> GOAL OF THE EXERCISE
Exclude all pictures, then copy each of the records exactly as written.

--- INPUT RECORDS ---

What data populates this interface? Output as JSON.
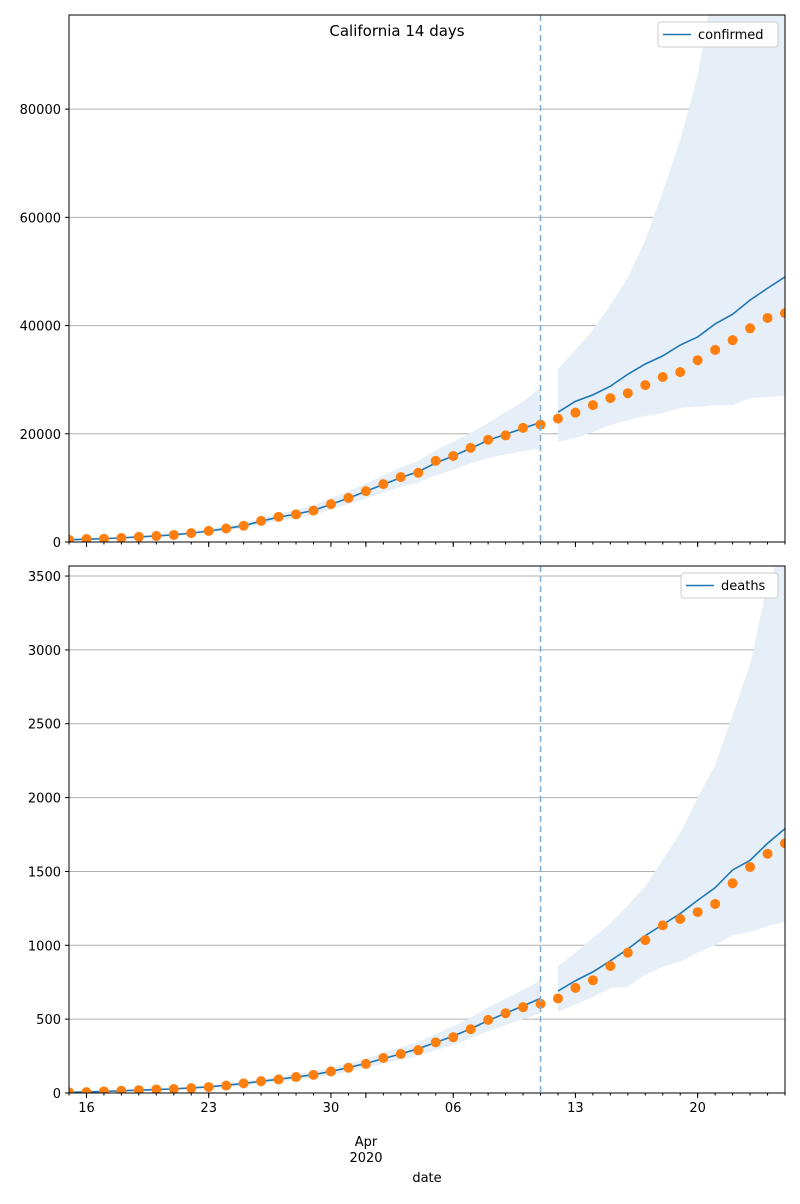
{
  "chart_data": [
    {
      "type": "line",
      "title": "California 14 days",
      "xlabel": "date",
      "ylabel": "",
      "xlim_dates": [
        "2020-03-15",
        "2020-04-25"
      ],
      "ylim": [
        0,
        97400
      ],
      "grid": "y",
      "legend": {
        "position": "top-right",
        "entries": [
          "confirmed"
        ]
      },
      "yticks": [
        0,
        20000,
        40000,
        60000,
        80000
      ],
      "cutoff_date": "2020-04-11",
      "observed_start": "2020-03-15",
      "observed_points": [
        400,
        550,
        600,
        750,
        950,
        1100,
        1300,
        1650,
        2050,
        2500,
        3000,
        3900,
        4650,
        5100,
        5800,
        7000,
        8150,
        9400,
        10700,
        12000,
        12800,
        15000,
        15900,
        17400,
        18900,
        19700,
        21100,
        21700
      ],
      "observed_fit": [
        400,
        520,
        620,
        760,
        940,
        1120,
        1330,
        1640,
        2030,
        2480,
        3020,
        3850,
        4600,
        5150,
        5850,
        6950,
        8100,
        9350,
        10650,
        11900,
        13000,
        14600,
        15900,
        17300,
        18800,
        19900,
        21000,
        22100
      ],
      "observed_band_upper": [
        500,
        650,
        750,
        900,
        1150,
        1300,
        1550,
        1900,
        2350,
        2900,
        3500,
        4400,
        5300,
        5900,
        6800,
        8100,
        9400,
        10800,
        12300,
        13800,
        15000,
        17000,
        18500,
        20200,
        22000,
        24000,
        26000,
        28500
      ],
      "observed_band_lower": [
        300,
        450,
        550,
        650,
        800,
        950,
        1100,
        1400,
        1750,
        2150,
        2600,
        3300,
        3900,
        4400,
        5000,
        6000,
        7000,
        8000,
        9200,
        10200,
        11000,
        12300,
        13300,
        14500,
        15500,
        16200,
        16800,
        17200
      ],
      "forecast_start": "2020-04-12",
      "forecast_points": [
        22800,
        23900,
        25300,
        26600,
        27500,
        29000,
        30500,
        31400,
        33600,
        35500,
        37300,
        39500,
        41400,
        42300
      ],
      "forecast_line": [
        24000,
        26000,
        27200,
        28800,
        31000,
        32900,
        34400,
        36400,
        37900,
        40300,
        42100,
        44700,
        46900,
        49000
      ],
      "forecast_band_upper": [
        32000,
        35500,
        39200,
        43800,
        48800,
        55800,
        64700,
        74300,
        86300,
        105000,
        125000,
        145000,
        165000,
        185000
      ],
      "forecast_band_lower": [
        18500,
        19200,
        20300,
        21600,
        22500,
        23300,
        23800,
        24800,
        25000,
        25300,
        25300,
        26600,
        26800,
        27000
      ]
    },
    {
      "type": "line",
      "title": "",
      "xlabel": "date",
      "ylabel": "",
      "xlim_dates": [
        "2020-03-15",
        "2020-04-25"
      ],
      "ylim": [
        0,
        3568
      ],
      "grid": "y",
      "legend": {
        "position": "top-right",
        "entries": [
          "deaths"
        ]
      },
      "yticks": [
        0,
        500,
        1000,
        1500,
        2000,
        2500,
        3000,
        3500
      ],
      "cutoff_date": "2020-04-11",
      "observed_start": "2020-03-15",
      "observed_points": [
        5,
        6,
        11,
        15,
        19,
        24,
        27,
        33,
        40,
        50,
        65,
        80,
        92,
        108,
        123,
        146,
        171,
        197,
        237,
        264,
        290,
        343,
        378,
        432,
        495,
        540,
        581,
        604
      ],
      "observed_fit": [
        5,
        7,
        11,
        15,
        19,
        23,
        28,
        34,
        42,
        52,
        65,
        79,
        93,
        108,
        124,
        146,
        172,
        200,
        233,
        265,
        300,
        342,
        385,
        435,
        490,
        540,
        590,
        640
      ],
      "observed_band_upper": [
        8,
        10,
        15,
        20,
        25,
        30,
        35,
        42,
        50,
        62,
        78,
        95,
        110,
        128,
        146,
        172,
        200,
        230,
        275,
        310,
        345,
        400,
        450,
        510,
        580,
        640,
        700,
        760
      ],
      "observed_band_lower": [
        3,
        4,
        7,
        10,
        14,
        18,
        21,
        26,
        32,
        40,
        52,
        66,
        76,
        90,
        104,
        122,
        145,
        168,
        200,
        225,
        250,
        290,
        325,
        370,
        420,
        460,
        500,
        540
      ],
      "forecast_start": "2020-04-12",
      "forecast_points": [
        640,
        712,
        763,
        860,
        950,
        1035,
        1135,
        1178,
        1225,
        1280,
        1420,
        1530,
        1620,
        1690
      ],
      "forecast_line": [
        690,
        760,
        820,
        895,
        975,
        1065,
        1140,
        1215,
        1305,
        1390,
        1510,
        1575,
        1690,
        1790
      ],
      "forecast_band_upper": [
        860,
        950,
        1050,
        1150,
        1270,
        1400,
        1580,
        1760,
        2000,
        2220,
        2560,
        2900,
        3450,
        3700
      ],
      "forecast_band_lower": [
        550,
        600,
        650,
        710,
        720,
        800,
        855,
        890,
        950,
        1000,
        1070,
        1090,
        1130,
        1160
      ]
    }
  ],
  "xticks": {
    "major_labels": [
      "16",
      "23",
      "30",
      "06",
      "13",
      "20"
    ],
    "major_day_offsets": [
      1,
      8,
      15,
      22,
      29,
      36
    ],
    "month_label": "Apr",
    "year_label": "2020"
  },
  "colors": {
    "line": "#1f77b4",
    "points": "#ff7f0e",
    "band": "#e6eff7",
    "grid": "#b0b0b0",
    "cutoff": "#7fb1d8"
  }
}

---

> ANSWER TO THE TASK
What data populates this interface? Output as JSON.
{
  "chart_data": [
    {
      "type": "line",
      "title": "California 14 days",
      "xlabel": "date",
      "ylabel": "",
      "xlim_dates": [
        "2020-03-15",
        "2020-04-25"
      ],
      "ylim": [
        0,
        97400
      ],
      "grid": "y",
      "legend": {
        "position": "top-right",
        "entries": [
          "confirmed"
        ]
      },
      "yticks": [
        0,
        20000,
        40000,
        60000,
        80000
      ],
      "cutoff_date": "2020-04-11",
      "observed_start": "2020-03-15",
      "observed_points": [
        400,
        550,
        600,
        750,
        950,
        1100,
        1300,
        1650,
        2050,
        2500,
        3000,
        3900,
        4650,
        5100,
        5800,
        7000,
        8150,
        9400,
        10700,
        12000,
        12800,
        15000,
        15900,
        17400,
        18900,
        19700,
        21100,
        21700
      ],
      "observed_fit": [
        400,
        520,
        620,
        760,
        940,
        1120,
        1330,
        1640,
        2030,
        2480,
        3020,
        3850,
        4600,
        5150,
        5850,
        6950,
        8100,
        9350,
        10650,
        11900,
        13000,
        14600,
        15900,
        17300,
        18800,
        19900,
        21000,
        22100
      ],
      "observed_band_upper": [
        500,
        650,
        750,
        900,
        1150,
        1300,
        1550,
        1900,
        2350,
        2900,
        3500,
        4400,
        5300,
        5900,
        6800,
        8100,
        9400,
        10800,
        12300,
        13800,
        15000,
        17000,
        18500,
        20200,
        22000,
        24000,
        26000,
        28500
      ],
      "observed_band_lower": [
        300,
        450,
        550,
        650,
        800,
        950,
        1100,
        1400,
        1750,
        2150,
        2600,
        3300,
        3900,
        4400,
        5000,
        6000,
        7000,
        8000,
        9200,
        10200,
        11000,
        12300,
        13300,
        14500,
        15500,
        16200,
        16800,
        17200
      ],
      "forecast_start": "2020-04-12",
      "forecast_points": [
        22800,
        23900,
        25300,
        26600,
        27500,
        29000,
        30500,
        31400,
        33600,
        35500,
        37300,
        39500,
        41400,
        42300
      ],
      "forecast_line": [
        24000,
        26000,
        27200,
        28800,
        31000,
        32900,
        34400,
        36400,
        37900,
        40300,
        42100,
        44700,
        46900,
        49000
      ],
      "forecast_band_upper": [
        32000,
        35500,
        39200,
        43800,
        48800,
        55800,
        64700,
        74300,
        86300,
        105000,
        125000,
        145000,
        165000,
        185000
      ],
      "forecast_band_lower": [
        18500,
        19200,
        20300,
        21600,
        22500,
        23300,
        23800,
        24800,
        25000,
        25300,
        25300,
        26600,
        26800,
        27000
      ]
    },
    {
      "type": "line",
      "title": "",
      "xlabel": "date",
      "ylabel": "",
      "xlim_dates": [
        "2020-03-15",
        "2020-04-25"
      ],
      "ylim": [
        0,
        3568
      ],
      "grid": "y",
      "legend": {
        "position": "top-right",
        "entries": [
          "deaths"
        ]
      },
      "yticks": [
        0,
        500,
        1000,
        1500,
        2000,
        2500,
        3000,
        3500
      ],
      "cutoff_date": "2020-04-11",
      "observed_start": "2020-03-15",
      "observed_points": [
        5,
        6,
        11,
        15,
        19,
        24,
        27,
        33,
        40,
        50,
        65,
        80,
        92,
        108,
        123,
        146,
        171,
        197,
        237,
        264,
        290,
        343,
        378,
        432,
        495,
        540,
        581,
        604
      ],
      "observed_fit": [
        5,
        7,
        11,
        15,
        19,
        23,
        28,
        34,
        42,
        52,
        65,
        79,
        93,
        108,
        124,
        146,
        172,
        200,
        233,
        265,
        300,
        342,
        385,
        435,
        490,
        540,
        590,
        640
      ],
      "observed_band_upper": [
        8,
        10,
        15,
        20,
        25,
        30,
        35,
        42,
        50,
        62,
        78,
        95,
        110,
        128,
        146,
        172,
        200,
        230,
        275,
        310,
        345,
        400,
        450,
        510,
        580,
        640,
        700,
        760
      ],
      "observed_band_lower": [
        3,
        4,
        7,
        10,
        14,
        18,
        21,
        26,
        32,
        40,
        52,
        66,
        76,
        90,
        104,
        122,
        145,
        168,
        200,
        225,
        250,
        290,
        325,
        370,
        420,
        460,
        500,
        540
      ],
      "forecast_start": "2020-04-12",
      "forecast_points": [
        640,
        712,
        763,
        860,
        950,
        1035,
        1135,
        1178,
        1225,
        1280,
        1420,
        1530,
        1620,
        1690
      ],
      "forecast_line": [
        690,
        760,
        820,
        895,
        975,
        1065,
        1140,
        1215,
        1305,
        1390,
        1510,
        1575,
        1690,
        1790
      ],
      "forecast_band_upper": [
        860,
        950,
        1050,
        1150,
        1270,
        1400,
        1580,
        1760,
        2000,
        2220,
        2560,
        2900,
        3450,
        3700
      ],
      "forecast_band_lower": [
        550,
        600,
        650,
        710,
        720,
        800,
        855,
        890,
        950,
        1000,
        1070,
        1090,
        1130,
        1160
      ]
    }
  ],
  "xticks": {
    "major_labels": [
      "16",
      "23",
      "30",
      "06",
      "13",
      "20"
    ],
    "major_day_offsets": [
      1,
      8,
      15,
      22,
      29,
      36
    ],
    "month_label": "Apr",
    "year_label": "2020"
  },
  "colors": {
    "line": "#1f77b4",
    "points": "#ff7f0e",
    "band": "#e6eff7",
    "grid": "#b0b0b0",
    "cutoff": "#7fb1d8"
  }
}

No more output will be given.